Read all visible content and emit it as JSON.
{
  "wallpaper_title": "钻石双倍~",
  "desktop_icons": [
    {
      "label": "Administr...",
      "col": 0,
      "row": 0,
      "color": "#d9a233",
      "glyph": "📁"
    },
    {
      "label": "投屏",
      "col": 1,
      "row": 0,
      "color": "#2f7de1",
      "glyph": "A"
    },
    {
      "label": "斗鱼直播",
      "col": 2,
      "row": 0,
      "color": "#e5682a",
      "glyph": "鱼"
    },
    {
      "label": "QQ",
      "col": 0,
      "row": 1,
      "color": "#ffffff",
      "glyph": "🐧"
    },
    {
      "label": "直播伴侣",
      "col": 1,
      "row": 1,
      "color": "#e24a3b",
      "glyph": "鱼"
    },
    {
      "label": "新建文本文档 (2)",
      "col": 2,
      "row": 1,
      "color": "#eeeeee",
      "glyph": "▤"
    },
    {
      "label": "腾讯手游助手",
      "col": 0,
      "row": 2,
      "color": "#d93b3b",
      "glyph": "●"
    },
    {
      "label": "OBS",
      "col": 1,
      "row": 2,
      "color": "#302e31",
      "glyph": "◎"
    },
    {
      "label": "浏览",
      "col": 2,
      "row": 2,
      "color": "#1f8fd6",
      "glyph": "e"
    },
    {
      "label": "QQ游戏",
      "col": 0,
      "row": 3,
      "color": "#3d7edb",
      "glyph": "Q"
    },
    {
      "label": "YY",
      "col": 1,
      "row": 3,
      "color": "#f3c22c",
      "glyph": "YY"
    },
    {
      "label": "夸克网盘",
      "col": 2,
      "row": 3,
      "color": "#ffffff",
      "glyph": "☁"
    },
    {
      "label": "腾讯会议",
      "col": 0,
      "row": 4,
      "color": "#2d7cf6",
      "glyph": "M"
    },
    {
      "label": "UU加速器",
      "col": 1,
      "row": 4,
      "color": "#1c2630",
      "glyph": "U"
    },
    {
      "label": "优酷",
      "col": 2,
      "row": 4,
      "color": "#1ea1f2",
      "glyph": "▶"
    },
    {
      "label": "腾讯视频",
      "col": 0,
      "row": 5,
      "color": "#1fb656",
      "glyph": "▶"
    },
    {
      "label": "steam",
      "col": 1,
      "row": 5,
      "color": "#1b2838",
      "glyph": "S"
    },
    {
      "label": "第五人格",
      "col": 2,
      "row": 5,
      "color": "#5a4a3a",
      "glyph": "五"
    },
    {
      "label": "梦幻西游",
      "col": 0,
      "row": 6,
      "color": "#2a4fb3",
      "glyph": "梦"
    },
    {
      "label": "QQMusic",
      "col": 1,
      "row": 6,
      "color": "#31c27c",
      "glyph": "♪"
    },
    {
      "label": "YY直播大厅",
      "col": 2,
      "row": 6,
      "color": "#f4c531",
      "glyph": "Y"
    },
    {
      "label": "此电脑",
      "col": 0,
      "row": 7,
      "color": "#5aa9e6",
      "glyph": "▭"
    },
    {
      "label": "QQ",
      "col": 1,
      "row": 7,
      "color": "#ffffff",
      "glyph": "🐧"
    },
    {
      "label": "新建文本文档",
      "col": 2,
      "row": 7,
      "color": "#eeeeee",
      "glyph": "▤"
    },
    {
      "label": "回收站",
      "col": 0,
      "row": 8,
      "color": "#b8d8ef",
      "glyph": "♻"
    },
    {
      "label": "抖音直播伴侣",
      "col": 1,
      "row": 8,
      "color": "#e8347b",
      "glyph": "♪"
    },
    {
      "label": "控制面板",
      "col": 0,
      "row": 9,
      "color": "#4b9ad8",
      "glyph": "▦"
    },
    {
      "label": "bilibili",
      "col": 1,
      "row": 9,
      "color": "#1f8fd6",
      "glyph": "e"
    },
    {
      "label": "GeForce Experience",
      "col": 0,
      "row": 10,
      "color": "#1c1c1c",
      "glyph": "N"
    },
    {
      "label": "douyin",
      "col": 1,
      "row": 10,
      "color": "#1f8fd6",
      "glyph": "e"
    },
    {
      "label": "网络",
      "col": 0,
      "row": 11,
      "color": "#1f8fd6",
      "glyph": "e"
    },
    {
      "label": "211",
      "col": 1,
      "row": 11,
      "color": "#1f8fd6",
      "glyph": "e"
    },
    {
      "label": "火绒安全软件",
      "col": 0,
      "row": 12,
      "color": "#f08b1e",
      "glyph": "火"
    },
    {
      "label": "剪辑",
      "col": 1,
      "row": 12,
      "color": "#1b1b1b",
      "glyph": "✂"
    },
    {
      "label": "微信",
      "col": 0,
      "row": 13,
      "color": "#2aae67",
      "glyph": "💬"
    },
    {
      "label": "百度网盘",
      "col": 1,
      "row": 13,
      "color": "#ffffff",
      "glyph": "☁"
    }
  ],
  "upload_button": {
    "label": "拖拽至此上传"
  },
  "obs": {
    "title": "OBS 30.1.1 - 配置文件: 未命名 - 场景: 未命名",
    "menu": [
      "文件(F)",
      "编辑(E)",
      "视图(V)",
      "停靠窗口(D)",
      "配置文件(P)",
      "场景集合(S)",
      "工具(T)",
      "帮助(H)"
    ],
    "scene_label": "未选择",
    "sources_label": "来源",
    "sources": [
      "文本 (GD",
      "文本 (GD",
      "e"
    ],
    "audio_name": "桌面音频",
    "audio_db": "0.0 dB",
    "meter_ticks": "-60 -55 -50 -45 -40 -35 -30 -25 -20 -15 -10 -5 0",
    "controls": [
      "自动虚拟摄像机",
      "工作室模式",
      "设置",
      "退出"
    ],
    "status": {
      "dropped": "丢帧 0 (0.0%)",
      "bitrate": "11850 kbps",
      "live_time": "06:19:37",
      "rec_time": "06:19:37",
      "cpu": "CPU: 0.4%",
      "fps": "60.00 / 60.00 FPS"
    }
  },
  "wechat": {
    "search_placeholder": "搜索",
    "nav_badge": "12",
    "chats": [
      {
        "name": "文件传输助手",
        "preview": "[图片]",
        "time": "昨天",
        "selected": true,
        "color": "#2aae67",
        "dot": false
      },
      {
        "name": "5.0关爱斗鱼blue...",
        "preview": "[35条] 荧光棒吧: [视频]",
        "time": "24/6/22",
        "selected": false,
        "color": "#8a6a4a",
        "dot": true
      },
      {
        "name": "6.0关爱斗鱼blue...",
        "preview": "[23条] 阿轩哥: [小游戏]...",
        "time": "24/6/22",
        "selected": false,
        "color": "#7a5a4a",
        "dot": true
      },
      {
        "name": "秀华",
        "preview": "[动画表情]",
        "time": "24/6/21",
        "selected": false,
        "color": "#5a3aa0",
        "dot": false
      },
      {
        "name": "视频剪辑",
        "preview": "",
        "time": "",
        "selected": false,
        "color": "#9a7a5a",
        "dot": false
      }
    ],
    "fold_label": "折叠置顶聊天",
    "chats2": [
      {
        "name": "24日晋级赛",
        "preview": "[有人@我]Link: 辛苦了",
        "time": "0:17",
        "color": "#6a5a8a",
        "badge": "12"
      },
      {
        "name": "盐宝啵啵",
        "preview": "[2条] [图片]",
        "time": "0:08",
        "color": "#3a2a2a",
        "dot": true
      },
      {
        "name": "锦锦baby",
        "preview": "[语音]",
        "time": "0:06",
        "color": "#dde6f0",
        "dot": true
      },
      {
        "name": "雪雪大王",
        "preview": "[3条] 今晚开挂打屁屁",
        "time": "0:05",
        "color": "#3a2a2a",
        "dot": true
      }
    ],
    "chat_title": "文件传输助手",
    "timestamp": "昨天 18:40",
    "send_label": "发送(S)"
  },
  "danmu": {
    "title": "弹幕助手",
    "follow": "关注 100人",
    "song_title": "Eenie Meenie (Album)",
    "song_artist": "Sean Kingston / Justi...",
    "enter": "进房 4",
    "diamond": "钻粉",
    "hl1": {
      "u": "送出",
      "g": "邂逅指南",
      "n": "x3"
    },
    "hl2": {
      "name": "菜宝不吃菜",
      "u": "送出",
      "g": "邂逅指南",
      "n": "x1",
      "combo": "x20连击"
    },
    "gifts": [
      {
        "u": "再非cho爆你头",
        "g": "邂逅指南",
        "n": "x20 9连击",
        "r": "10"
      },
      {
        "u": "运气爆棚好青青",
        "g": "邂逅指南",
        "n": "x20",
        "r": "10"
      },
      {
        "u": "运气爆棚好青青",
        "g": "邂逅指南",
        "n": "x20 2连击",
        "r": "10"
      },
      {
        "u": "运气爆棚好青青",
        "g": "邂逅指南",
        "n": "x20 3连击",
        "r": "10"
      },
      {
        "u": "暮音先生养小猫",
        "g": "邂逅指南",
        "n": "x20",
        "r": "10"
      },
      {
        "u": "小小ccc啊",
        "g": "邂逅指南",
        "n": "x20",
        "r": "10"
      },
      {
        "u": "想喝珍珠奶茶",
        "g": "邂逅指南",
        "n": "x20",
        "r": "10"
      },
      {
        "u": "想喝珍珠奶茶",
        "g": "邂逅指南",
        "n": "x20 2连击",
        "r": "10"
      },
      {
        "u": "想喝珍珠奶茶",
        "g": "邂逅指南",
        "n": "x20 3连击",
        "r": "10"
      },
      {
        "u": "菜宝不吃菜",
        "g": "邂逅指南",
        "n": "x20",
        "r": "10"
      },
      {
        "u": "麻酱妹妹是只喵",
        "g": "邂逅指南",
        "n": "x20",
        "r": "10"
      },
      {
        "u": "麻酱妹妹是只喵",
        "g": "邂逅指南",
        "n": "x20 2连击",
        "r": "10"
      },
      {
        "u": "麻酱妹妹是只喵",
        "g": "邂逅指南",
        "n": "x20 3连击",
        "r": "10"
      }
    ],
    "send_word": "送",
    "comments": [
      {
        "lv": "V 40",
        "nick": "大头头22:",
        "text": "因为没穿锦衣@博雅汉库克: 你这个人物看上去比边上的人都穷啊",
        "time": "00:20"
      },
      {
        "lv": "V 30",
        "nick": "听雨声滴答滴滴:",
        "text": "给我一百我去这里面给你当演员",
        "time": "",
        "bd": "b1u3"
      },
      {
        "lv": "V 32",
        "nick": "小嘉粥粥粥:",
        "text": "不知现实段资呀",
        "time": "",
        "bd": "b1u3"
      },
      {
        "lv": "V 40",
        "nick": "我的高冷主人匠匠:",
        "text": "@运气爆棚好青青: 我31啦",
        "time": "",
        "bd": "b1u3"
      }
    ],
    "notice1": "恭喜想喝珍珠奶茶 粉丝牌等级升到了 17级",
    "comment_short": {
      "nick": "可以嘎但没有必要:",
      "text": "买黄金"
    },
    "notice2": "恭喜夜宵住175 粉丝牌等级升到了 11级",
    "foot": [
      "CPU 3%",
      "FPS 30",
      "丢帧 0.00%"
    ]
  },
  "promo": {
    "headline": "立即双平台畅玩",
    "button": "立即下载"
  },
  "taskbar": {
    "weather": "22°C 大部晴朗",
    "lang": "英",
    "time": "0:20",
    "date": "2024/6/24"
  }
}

* * * * * * *

### TASK TO CARRY OUT
Scan the material for lines with the word "nick", and copy each line you find.

### CORRECT OUTPUT
        "nick": "大头头22:",
        "nick": "听雨声滴答滴滴:",
        "nick": "小嘉粥粥粥:",
        "nick": "我的高冷主人匠匠:",
      "nick": "可以嘎但没有必要:",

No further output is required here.